Description of the task ->
Leave out every picture and restate word for word the lines from the one with "Transcribe the text in this document." to the final line.

Input material ->
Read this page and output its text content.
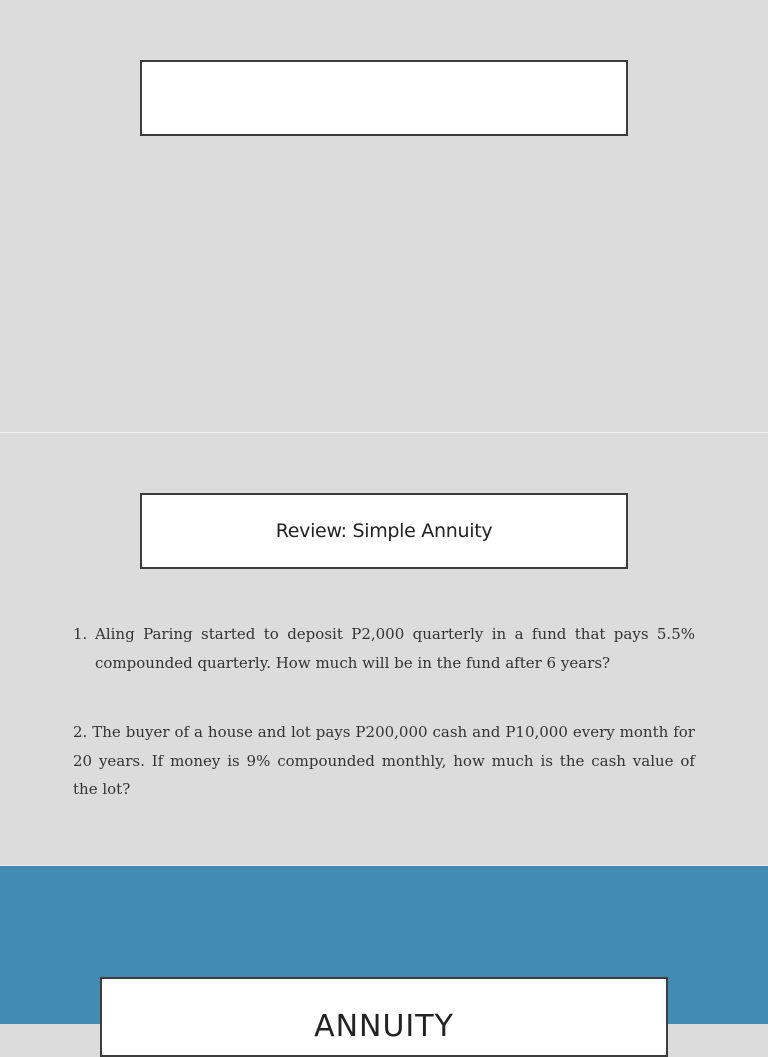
Review: Simple Annuity

1. Aling Paring started to deposit P2,000 quarterly in a fund that pays 5.5% compounded quarterly. How much will be in the fund after 6 years?

2. The buyer of a house and lot pays P200,000 cash and P10,000 every month for 20 years. If money is 9% compounded monthly, how much is the cash value of the lot?

ANNUITY
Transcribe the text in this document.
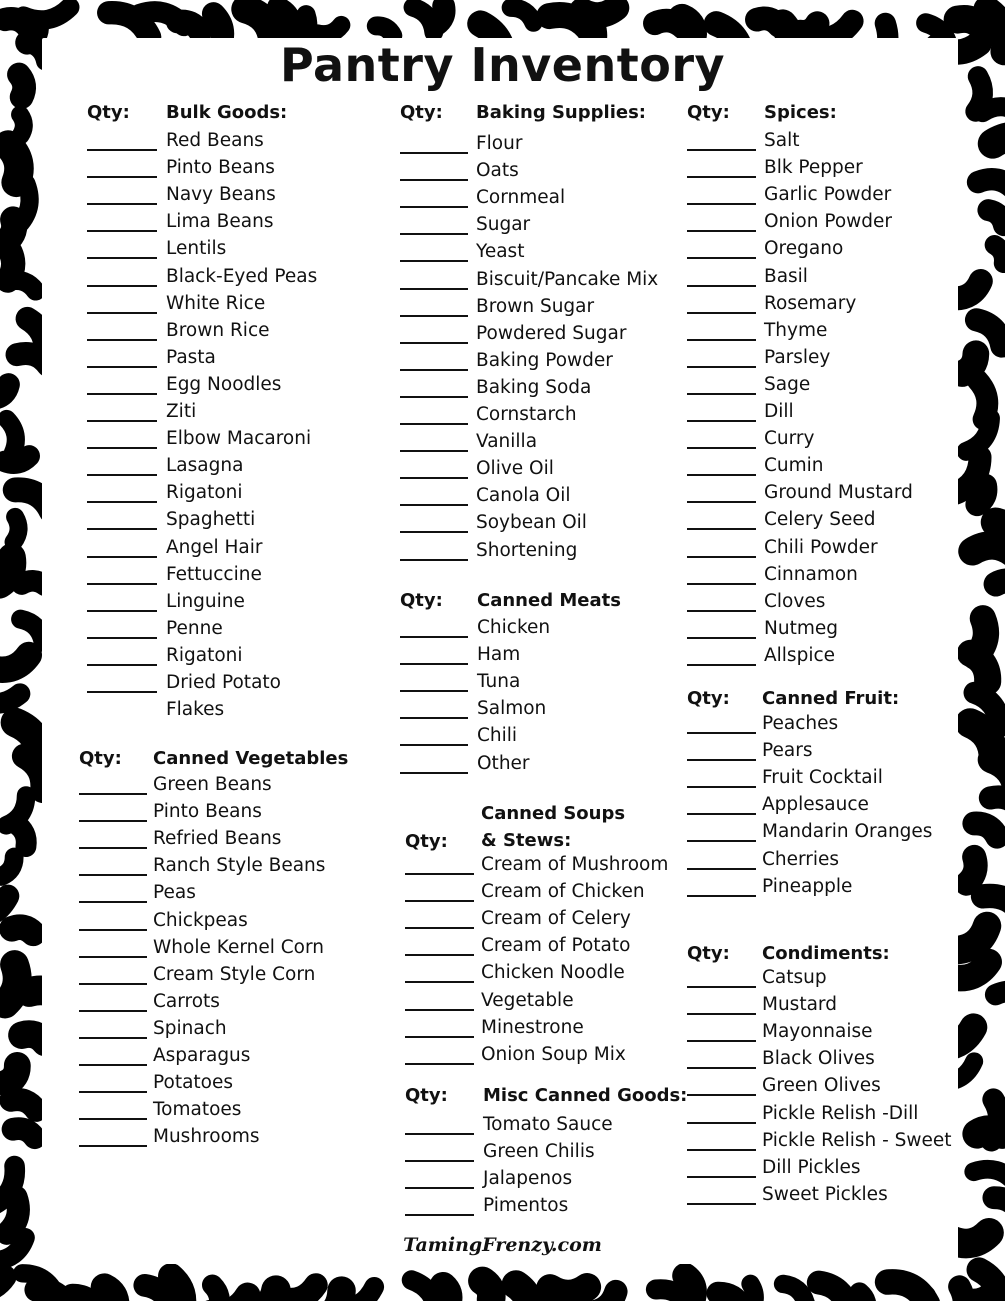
Pantry Inventory
Qty: Bulk Goods:
Red Beans
Pinto Beans
Navy Beans
Lima Beans
Lentils
Black-Eyed Peas
White Rice
Brown Rice
Pasta
Egg Noodles
Ziti
Elbow Macaroni
Lasagna
Rigatoni
Spaghetti
Angel Hair
Fettuccine
Linguine
Penne
Rigatoni
Dried Potato
Flakes
Qty: Canned Vegetables
Green Beans
Pinto Beans
Refried Beans
Ranch Style Beans
Peas
Chickpeas
Whole Kernel Corn
Cream Style Corn
Carrots
Spinach
Asparagus
Potatoes
Tomatoes
Mushrooms
Qty: Baking Supplies:
Flour
Oats
Cornmeal
Sugar
Yeast
Biscuit/Pancake Mix
Brown Sugar
Powdered Sugar
Baking Powder
Baking Soda
Cornstarch
Vanilla
Olive Oil
Canola Oil
Soybean Oil
Shortening
Qty: Canned Meats
Chicken
Ham
Tuna
Salmon
Chili
Other
Qty:
Canned Soups
& Stews:
Cream of Mushroom
Cream of Chicken
Cream of Celery
Cream of Potato
Chicken Noodle
Vegetable
Minestrone
Onion Soup Mix
Qty: Misc Canned Goods:
Tomato Sauce
Green Chilis
Jalapenos
Pimentos
Qty: Spices:
Salt
Blk Pepper
Garlic Powder
Onion Powder
Oregano
Basil
Rosemary
Thyme
Parsley
Sage
Dill
Curry
Cumin
Ground Mustard
Celery Seed
Chili Powder
Cinnamon
Cloves
Nutmeg
Allspice
Qty: Canned Fruit:
Peaches
Pears
Fruit Cocktail
Applesauce
Mandarin Oranges
Cherries
Pineapple
Qty: Condiments:
Catsup
Mustard
Mayonnaise
Black Olives
Green Olives
Pickle Relish -Dill
Pickle Relish - Sweet
Dill Pickles
Sweet Pickles
TamingFrenzy.com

Answer to this task ->
Transcribe the text in this document.
Pantry Inventory
Qty: Bulk Goods:
Red Beans
Pinto Beans
Navy Beans
Lima Beans
Lentils
Black-Eyed Peas
White Rice
Brown Rice
Pasta
Egg Noodles
Ziti
Elbow Macaroni
Lasagna
Rigatoni
Spaghetti
Angel Hair
Fettuccine
Linguine
Penne
Rigatoni
Dried Potato
Flakes
Qty: Canned Vegetables
Green Beans
Pinto Beans
Refried Beans
Ranch Style Beans
Peas
Chickpeas
Whole Kernel Corn
Cream Style Corn
Carrots
Spinach
Asparagus
Potatoes
Tomatoes
Mushrooms
Qty: Baking Supplies:
Flour
Oats
Cornmeal
Sugar
Yeast
Biscuit/Pancake Mix
Brown Sugar
Powdered Sugar
Baking Powder
Baking Soda
Cornstarch
Vanilla
Olive Oil
Canola Oil
Soybean Oil
Shortening
Qty: Canned Meats
Chicken
Ham
Tuna
Salmon
Chili
Other
Qty:
Canned Soups
& Stews:
Cream of Mushroom
Cream of Chicken
Cream of Celery
Cream of Potato
Chicken Noodle
Vegetable
Minestrone
Onion Soup Mix
Qty: Misc Canned Goods:
Tomato Sauce
Green Chilis
Jalapenos
Pimentos
Qty: Spices:
Salt
Blk Pepper
Garlic Powder
Onion Powder
Oregano
Basil
Rosemary
Thyme
Parsley
Sage
Dill
Curry
Cumin
Ground Mustard
Celery Seed
Chili Powder
Cinnamon
Cloves
Nutmeg
Allspice
Qty: Canned Fruit:
Peaches
Pears
Fruit Cocktail
Applesauce
Mandarin Oranges
Cherries
Pineapple
Qty: Condiments:
Catsup
Mustard
Mayonnaise
Black Olives
Green Olives
Pickle Relish -Dill
Pickle Relish - Sweet
Dill Pickles
Sweet Pickles
TamingFrenzy.com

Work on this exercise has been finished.